▶ _TO BE DONE_:
Return every entry exactly.

(Stored records)
+ + + + +

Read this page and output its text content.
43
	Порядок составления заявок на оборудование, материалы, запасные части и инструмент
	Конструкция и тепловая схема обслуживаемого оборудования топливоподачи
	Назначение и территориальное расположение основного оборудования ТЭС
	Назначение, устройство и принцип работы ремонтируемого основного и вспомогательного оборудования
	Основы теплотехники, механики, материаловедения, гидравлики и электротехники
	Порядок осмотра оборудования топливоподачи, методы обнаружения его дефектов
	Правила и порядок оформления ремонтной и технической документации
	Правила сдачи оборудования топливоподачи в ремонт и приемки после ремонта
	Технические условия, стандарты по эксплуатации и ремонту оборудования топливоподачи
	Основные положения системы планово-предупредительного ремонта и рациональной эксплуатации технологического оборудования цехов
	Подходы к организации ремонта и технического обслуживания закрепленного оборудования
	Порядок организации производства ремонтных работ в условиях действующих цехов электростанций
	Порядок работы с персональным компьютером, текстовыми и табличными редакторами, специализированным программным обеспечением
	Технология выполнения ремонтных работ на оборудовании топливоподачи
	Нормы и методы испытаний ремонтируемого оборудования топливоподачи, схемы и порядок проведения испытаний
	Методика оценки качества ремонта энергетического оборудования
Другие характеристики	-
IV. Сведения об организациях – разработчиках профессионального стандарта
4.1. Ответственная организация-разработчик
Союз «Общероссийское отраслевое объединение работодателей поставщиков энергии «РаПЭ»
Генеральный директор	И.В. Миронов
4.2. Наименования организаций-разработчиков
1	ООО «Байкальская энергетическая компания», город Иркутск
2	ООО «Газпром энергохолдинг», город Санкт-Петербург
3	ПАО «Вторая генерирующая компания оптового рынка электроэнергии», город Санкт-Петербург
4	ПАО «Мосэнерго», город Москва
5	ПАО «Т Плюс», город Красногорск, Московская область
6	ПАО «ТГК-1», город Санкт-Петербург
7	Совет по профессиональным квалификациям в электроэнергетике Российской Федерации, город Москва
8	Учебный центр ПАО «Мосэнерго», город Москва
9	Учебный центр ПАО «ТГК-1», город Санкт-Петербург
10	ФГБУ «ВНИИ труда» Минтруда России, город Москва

+ + + + +

▶ _EXERCISE RESPONSE_:
Read this page and output its text content.
43
	Порядок составления заявок на оборудование, материалы, запасные части и инструмент
	Конструкция и тепловая схема обслуживаемого оборудования топливоподачи
	Назначение и территориальное расположение основного оборудования ТЭС
	Назначение, устройство и принцип работы ремонтируемого основного и вспомогательного оборудования
	Основы теплотехники, механики, материаловедения, гидравлики и электротехники
	Порядок осмотра оборудования топливоподачи, методы обнаружения его дефектов
	Правила и порядок оформления ремонтной и технической документации
	Правила сдачи оборудования топливоподачи в ремонт и приемки после ремонта
	Технические условия, стандарты по эксплуатации и ремонту оборудования топливоподачи
	Основные положения системы планово-предупредительного ремонта и рациональной эксплуатации технологического оборудования цехов
	Подходы к организации ремонта и технического обслуживания закрепленного оборудования
	Порядок организации производства ремонтных работ в условиях действующих цехов электростанций
	Порядок работы с персональным компьютером, текстовыми и табличными редакторами, специализированным программным обеспечением
	Технология выполнения ремонтных работ на оборудовании топливоподачи
	Нормы и методы испытаний ремонтируемого оборудования топливоподачи, схемы и порядок проведения испытаний
	Методика оценки качества ремонта энергетического оборудования
Другие характеристики	-
IV. Сведения об организациях – разработчиках профессионального стандарта
4.1. Ответственная организация-разработчик
Союз «Общероссийское отраслевое объединение работодателей поставщиков энергии «РаПЭ»
Генеральный директор	И.В. Миронов
4.2. Наименования организаций-разработчиков
1	ООО «Байкальская энергетическая компания», город Иркутск
2	ООО «Газпром энергохолдинг», город Санкт-Петербург
3	ПАО «Вторая генерирующая компания оптового рынка электроэнергии», город Санкт-Петербург
4	ПАО «Мосэнерго», город Москва
5	ПАО «Т Плюс», город Красногорск, Московская область
6	ПАО «ТГК-1», город Санкт-Петербург
7	Совет по профессиональным квалификациям в электроэнергетике Российской Федерации, город Москва
8	Учебный центр ПАО «Мосэнерго», город Москва
9	Учебный центр ПАО «ТГК-1», город Санкт-Петербург
10	ФГБУ «ВНИИ труда» Минтруда России, город Москва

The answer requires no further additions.